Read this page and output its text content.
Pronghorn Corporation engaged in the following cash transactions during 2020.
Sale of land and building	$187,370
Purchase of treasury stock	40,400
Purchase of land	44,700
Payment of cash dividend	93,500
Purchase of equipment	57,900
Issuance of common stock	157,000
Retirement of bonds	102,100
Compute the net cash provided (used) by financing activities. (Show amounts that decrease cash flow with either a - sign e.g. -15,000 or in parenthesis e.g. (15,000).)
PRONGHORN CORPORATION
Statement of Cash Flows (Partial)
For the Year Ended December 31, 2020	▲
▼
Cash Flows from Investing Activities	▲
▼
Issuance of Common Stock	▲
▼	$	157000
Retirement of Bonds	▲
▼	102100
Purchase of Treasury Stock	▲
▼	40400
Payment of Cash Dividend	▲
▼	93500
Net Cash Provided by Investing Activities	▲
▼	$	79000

__________

> STATED GOAL
Your task is to transcribe the material exactly.

> OUTPUT FOR THIS TASK
Read this page and output its text content.
Pronghorn Corporation engaged in the following cash transactions during 2020.
Sale of land and building	$187,370
Purchase of treasury stock	40,400
Purchase of land	44,700
Payment of cash dividend	93,500
Purchase of equipment	57,900
Issuance of common stock	157,000
Retirement of bonds	102,100
Compute the net cash provided (used) by financing activities. (Show amounts that decrease cash flow with either a - sign e.g. -15,000 or in parenthesis e.g. (15,000).)
PRONGHORN CORPORATION
Statement of Cash Flows (Partial)
For the Year Ended December 31, 2020	▲
▼
Cash Flows from Investing Activities	▲
▼
Issuance of Common Stock	▲
▼	$	157000
Retirement of Bonds	▲
▼	102100
Purchase of Treasury Stock	▲
▼	40400
Payment of Cash Dividend	▲
▼	93500
Net Cash Provided by Investing Activities	▲
▼	$	79000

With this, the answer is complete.